§ **GOAL**
Find the number of lines containing the string "discapacidad" in the data. Answer with the number by itself.

§ **RECORDS FOR THIS EXERCISE**

────────────────────────────────────────

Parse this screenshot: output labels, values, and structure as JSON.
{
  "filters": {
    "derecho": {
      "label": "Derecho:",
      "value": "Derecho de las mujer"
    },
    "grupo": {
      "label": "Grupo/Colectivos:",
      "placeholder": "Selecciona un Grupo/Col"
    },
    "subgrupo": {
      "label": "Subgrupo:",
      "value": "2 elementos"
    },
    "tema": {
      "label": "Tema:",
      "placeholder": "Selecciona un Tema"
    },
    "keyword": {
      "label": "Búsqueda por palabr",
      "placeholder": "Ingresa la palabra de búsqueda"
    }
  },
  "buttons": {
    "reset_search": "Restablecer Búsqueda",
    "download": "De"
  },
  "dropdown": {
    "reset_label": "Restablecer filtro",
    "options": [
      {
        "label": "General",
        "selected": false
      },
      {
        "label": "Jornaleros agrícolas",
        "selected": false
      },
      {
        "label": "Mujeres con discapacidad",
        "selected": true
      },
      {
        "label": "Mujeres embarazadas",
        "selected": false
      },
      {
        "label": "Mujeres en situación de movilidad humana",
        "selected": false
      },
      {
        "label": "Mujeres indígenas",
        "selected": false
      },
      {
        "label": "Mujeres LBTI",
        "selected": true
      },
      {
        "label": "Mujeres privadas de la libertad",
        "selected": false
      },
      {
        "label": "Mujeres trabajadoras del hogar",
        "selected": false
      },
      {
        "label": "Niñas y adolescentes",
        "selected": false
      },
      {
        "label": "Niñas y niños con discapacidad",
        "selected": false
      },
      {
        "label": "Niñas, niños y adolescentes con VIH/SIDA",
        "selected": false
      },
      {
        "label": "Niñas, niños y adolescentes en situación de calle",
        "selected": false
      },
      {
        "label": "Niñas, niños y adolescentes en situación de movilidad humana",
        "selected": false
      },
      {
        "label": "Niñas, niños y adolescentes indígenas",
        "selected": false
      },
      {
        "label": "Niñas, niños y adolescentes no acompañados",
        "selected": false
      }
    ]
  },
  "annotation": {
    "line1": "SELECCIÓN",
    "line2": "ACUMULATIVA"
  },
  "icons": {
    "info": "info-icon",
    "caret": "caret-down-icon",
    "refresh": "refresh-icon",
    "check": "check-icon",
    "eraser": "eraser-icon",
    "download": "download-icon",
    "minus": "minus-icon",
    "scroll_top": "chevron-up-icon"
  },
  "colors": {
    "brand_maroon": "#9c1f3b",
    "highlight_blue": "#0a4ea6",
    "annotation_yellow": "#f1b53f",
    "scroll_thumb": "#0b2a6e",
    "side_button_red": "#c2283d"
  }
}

────────────────────────────────────────

§ **RESPONSE BELOW**
2